The task — Note how many lines include the word "name", and give that number by itself.

--- begin Excerpted data ---

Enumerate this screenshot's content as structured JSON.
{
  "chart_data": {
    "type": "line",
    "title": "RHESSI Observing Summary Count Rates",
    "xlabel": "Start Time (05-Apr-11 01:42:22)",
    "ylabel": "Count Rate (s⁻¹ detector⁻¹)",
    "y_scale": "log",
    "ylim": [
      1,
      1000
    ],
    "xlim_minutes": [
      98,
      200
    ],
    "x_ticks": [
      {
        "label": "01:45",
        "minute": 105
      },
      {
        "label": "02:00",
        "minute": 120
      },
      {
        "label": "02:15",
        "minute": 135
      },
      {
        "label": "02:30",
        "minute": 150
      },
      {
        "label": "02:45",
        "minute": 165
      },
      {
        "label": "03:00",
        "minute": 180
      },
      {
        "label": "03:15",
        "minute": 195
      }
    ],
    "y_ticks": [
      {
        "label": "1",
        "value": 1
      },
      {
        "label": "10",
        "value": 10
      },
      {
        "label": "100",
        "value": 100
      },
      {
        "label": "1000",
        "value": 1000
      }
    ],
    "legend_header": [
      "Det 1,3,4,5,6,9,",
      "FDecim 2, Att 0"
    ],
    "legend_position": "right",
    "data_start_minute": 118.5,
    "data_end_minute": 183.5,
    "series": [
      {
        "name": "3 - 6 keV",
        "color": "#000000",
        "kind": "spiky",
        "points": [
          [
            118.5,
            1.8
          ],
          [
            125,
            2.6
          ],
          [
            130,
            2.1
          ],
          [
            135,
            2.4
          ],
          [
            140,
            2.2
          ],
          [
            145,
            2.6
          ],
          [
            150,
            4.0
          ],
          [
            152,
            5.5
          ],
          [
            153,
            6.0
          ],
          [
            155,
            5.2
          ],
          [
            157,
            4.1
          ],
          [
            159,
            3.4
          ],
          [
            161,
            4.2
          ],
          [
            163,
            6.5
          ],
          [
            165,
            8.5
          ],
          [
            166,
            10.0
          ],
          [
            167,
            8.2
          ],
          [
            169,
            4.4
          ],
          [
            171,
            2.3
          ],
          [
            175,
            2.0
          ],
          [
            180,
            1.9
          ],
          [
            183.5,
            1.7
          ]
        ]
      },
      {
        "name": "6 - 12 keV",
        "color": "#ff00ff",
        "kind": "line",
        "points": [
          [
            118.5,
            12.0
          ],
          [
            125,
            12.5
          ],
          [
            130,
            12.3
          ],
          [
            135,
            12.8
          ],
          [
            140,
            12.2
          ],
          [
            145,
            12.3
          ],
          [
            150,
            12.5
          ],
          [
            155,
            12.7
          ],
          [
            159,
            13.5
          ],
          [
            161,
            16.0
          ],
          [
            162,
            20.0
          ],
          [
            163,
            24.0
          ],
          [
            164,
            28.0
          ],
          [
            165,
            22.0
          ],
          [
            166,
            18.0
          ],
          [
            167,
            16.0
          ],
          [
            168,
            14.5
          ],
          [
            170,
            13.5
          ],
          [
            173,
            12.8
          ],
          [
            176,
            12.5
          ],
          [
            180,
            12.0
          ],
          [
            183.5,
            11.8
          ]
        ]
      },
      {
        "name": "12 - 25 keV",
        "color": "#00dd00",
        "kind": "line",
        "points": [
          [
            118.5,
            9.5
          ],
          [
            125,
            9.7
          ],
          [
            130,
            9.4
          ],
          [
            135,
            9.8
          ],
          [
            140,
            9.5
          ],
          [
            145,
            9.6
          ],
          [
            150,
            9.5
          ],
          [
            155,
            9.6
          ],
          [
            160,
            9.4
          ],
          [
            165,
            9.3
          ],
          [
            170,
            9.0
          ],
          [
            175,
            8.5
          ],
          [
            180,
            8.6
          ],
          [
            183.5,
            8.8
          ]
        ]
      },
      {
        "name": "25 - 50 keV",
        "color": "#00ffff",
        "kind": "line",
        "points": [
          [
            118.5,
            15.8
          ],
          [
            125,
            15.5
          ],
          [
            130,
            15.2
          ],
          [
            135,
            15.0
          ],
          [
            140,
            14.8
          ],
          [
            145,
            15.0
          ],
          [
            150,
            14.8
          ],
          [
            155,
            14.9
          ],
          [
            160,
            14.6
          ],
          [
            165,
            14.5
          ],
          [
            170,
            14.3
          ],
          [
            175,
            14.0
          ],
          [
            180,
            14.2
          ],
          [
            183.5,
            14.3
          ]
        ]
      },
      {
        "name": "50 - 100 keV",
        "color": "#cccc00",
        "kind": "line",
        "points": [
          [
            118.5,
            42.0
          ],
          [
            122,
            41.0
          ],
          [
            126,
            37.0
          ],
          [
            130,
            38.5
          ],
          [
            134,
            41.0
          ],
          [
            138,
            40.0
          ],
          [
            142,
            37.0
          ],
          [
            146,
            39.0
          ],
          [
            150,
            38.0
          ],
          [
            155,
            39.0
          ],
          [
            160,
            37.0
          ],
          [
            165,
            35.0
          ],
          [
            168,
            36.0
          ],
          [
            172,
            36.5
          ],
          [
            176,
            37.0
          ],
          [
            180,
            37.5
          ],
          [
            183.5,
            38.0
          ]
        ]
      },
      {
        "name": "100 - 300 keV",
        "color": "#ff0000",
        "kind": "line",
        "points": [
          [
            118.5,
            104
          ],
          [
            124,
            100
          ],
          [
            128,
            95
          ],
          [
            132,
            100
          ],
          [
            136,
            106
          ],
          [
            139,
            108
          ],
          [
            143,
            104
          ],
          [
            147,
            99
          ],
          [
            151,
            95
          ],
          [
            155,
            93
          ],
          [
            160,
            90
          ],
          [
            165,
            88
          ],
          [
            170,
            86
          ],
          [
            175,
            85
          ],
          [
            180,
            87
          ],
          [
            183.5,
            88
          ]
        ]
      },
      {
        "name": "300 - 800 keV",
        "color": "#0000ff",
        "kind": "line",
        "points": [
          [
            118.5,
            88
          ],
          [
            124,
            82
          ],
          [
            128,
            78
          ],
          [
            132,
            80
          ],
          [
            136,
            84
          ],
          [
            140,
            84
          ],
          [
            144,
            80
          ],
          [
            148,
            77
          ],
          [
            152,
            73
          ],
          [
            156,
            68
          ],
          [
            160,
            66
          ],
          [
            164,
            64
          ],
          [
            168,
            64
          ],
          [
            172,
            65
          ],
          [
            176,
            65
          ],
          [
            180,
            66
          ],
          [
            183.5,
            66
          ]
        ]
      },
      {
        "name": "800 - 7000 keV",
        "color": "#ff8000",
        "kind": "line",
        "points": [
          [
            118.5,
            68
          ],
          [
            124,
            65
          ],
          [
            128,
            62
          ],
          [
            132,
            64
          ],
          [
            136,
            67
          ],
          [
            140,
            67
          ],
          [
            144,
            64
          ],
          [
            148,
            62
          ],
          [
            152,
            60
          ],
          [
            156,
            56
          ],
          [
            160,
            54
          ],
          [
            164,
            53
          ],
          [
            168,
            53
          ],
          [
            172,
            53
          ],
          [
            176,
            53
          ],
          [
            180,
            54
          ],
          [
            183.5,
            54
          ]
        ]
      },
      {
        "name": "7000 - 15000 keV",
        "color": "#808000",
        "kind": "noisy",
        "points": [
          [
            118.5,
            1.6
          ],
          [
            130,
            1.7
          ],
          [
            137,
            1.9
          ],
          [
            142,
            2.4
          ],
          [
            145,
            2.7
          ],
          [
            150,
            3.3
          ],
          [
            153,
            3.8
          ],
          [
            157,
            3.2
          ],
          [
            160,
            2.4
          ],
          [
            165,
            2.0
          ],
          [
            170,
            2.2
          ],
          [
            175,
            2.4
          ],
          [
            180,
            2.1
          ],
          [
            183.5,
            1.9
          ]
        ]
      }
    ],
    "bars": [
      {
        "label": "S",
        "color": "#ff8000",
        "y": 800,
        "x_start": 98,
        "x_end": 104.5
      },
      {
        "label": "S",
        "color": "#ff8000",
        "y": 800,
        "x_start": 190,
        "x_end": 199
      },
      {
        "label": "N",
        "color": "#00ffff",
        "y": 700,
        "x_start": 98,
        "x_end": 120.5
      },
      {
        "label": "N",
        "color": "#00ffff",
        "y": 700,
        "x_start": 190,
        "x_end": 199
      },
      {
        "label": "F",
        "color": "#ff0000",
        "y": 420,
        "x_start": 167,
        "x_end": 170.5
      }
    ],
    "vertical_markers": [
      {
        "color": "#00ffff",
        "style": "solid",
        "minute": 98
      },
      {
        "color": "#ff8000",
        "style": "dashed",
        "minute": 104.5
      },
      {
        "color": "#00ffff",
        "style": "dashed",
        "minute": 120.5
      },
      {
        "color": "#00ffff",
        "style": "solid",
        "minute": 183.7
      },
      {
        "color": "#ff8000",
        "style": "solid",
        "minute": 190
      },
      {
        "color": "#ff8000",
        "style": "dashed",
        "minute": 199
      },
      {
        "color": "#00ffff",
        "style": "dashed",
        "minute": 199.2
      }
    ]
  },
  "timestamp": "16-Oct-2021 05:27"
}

--- end Excerpted data ---

Right answer — 9